* [Exercise directions] All of the data should be repeated exactly; pictures are not part of the copy.

··········

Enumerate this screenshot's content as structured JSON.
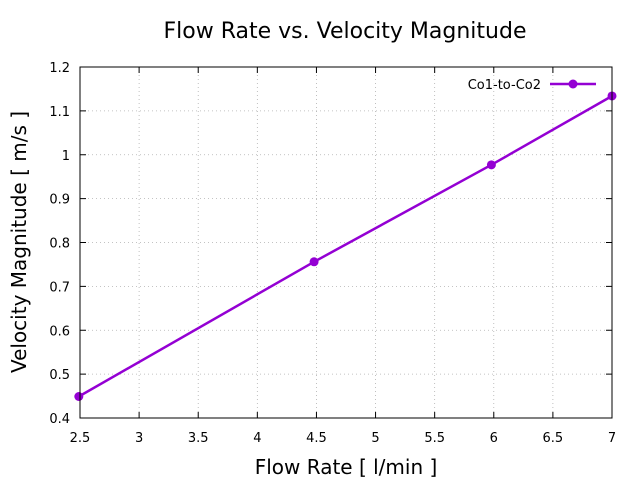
{
  "chart_data": {
    "type": "line",
    "title": "Flow Rate vs. Velocity Magnitude",
    "xlabel": "Flow Rate [ l/min ]",
    "ylabel": "Velocity Magnitude [ m/s ]",
    "xlim": [
      2.5,
      7
    ],
    "ylim": [
      0.4,
      1.2
    ],
    "xticks": [
      "2.5",
      "3",
      "3.5",
      "4",
      "4.5",
      "5",
      "5.5",
      "6",
      "6.5",
      "7"
    ],
    "yticks": [
      "0.4",
      "0.5",
      "0.6",
      "0.7",
      "0.8",
      "0.9",
      "1",
      "1.1",
      "1.2"
    ],
    "grid": true,
    "legend_position": "top-right",
    "series": [
      {
        "name": "Co1-to-Co2",
        "color": "#9400d3",
        "x": [
          2.49,
          4.48,
          5.98,
          7.0
        ],
        "y": [
          0.449,
          0.756,
          0.977,
          1.134
        ]
      }
    ]
  }
}
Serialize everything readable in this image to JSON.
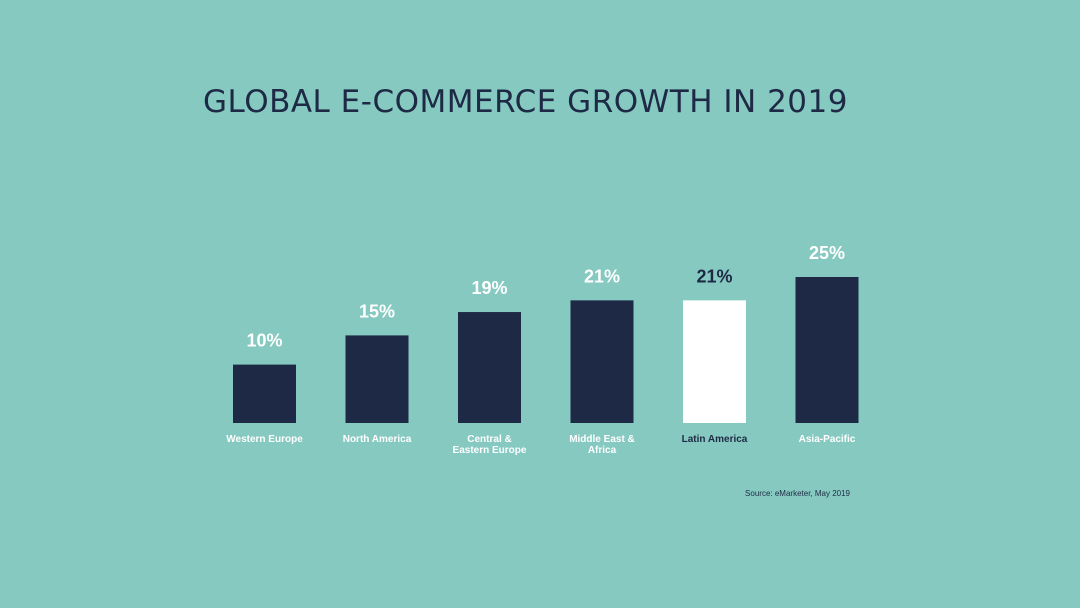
{
  "colors": {
    "background": "#86c9c0",
    "bar": "#1e2a45",
    "highlight_bar": "#ffffff",
    "label_light": "#ffffff",
    "label_dark": "#1e2a45"
  },
  "chart_data": {
    "type": "bar",
    "title": "GLOBAL E-COMMERCE GROWTH IN 2019",
    "xlabel": "",
    "ylabel": "",
    "categories": [
      [
        "Western Europe"
      ],
      [
        "North America"
      ],
      [
        "Central &",
        "Eastern Europe"
      ],
      [
        "Middle East &",
        "Africa"
      ],
      [
        "Latin America"
      ],
      [
        "Asia-Pacific"
      ]
    ],
    "values": [
      10,
      15,
      19,
      21,
      21,
      25
    ],
    "value_labels": [
      "10%",
      "15%",
      "19%",
      "21%",
      "21%",
      "25%"
    ],
    "highlight_index": 4,
    "ylim": [
      0,
      25
    ],
    "grid": false,
    "source": "Source: eMarketer, May 2019"
  }
}
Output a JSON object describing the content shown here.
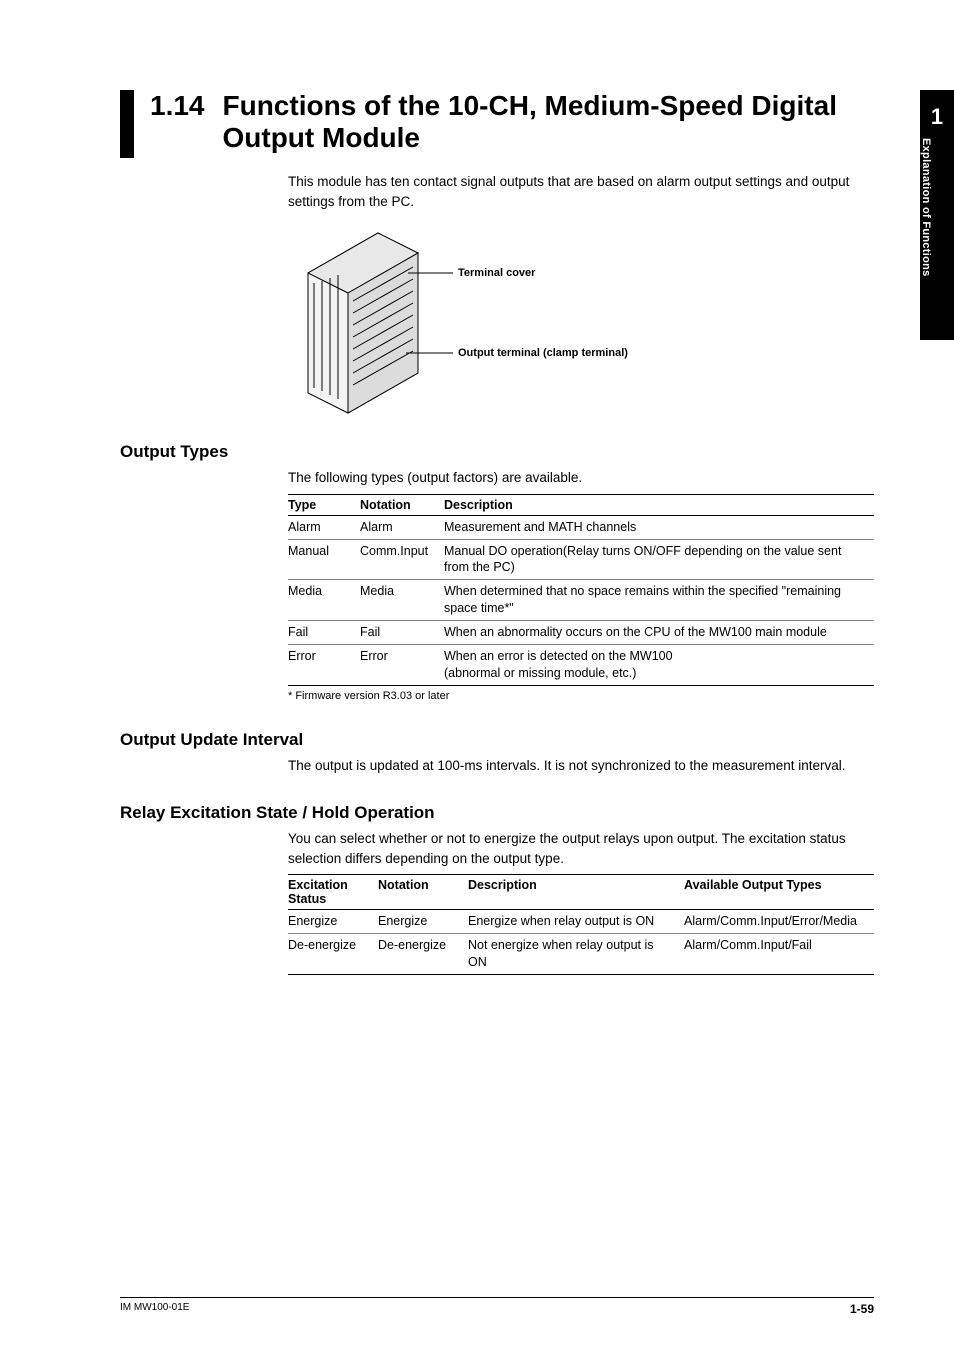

··········

* [Full answer]
Enumerate this screenshot's content as structured JSON.
{
  "chart_data": {
    "type": "line",
    "title": "Flow Rate vs. Velocity Magnitude",
    "xlabel": "Flow Rate [ l/min ]",
    "ylabel": "Velocity Magnitude [ m/s ]",
    "xlim": [
      2.5,
      7
    ],
    "ylim": [
      0.4,
      1.2
    ],
    "xticks": [
      "2.5",
      "3",
      "3.5",
      "4",
      "4.5",
      "5",
      "5.5",
      "6",
      "6.5",
      "7"
    ],
    "yticks": [
      "0.4",
      "0.5",
      "0.6",
      "0.7",
      "0.8",
      "0.9",
      "1",
      "1.1",
      "1.2"
    ],
    "grid": true,
    "legend_position": "top-right",
    "series": [
      {
        "name": "Co1-to-Co2",
        "color": "#9400d3",
        "x": [
          2.49,
          4.48,
          5.98,
          7.0
        ],
        "y": [
          0.449,
          0.756,
          0.977,
          1.134
        ]
      }
    ]
  }
}
Serialize everything readable in this image to JSON.
{
  "colors": {
    "background": "#86c9c0",
    "bar": "#1e2a45",
    "highlight_bar": "#ffffff",
    "label_light": "#ffffff",
    "label_dark": "#1e2a45"
  },
  "chart_data": {
    "type": "bar",
    "title": "GLOBAL E-COMMERCE GROWTH IN 2019",
    "xlabel": "",
    "ylabel": "",
    "categories": [
      [
        "Western Europe"
      ],
      [
        "North America"
      ],
      [
        "Central &",
        "Eastern Europe"
      ],
      [
        "Middle East &",
        "Africa"
      ],
      [
        "Latin America"
      ],
      [
        "Asia-Pacific"
      ]
    ],
    "values": [
      10,
      15,
      19,
      21,
      21,
      25
    ],
    "value_labels": [
      "10%",
      "15%",
      "19%",
      "21%",
      "21%",
      "25%"
    ],
    "highlight_index": 4,
    "ylim": [
      0,
      25
    ],
    "grid": false,
    "source": "Source: eMarketer, May 2019"
  }
}
Output a JSON object describing the content shown here.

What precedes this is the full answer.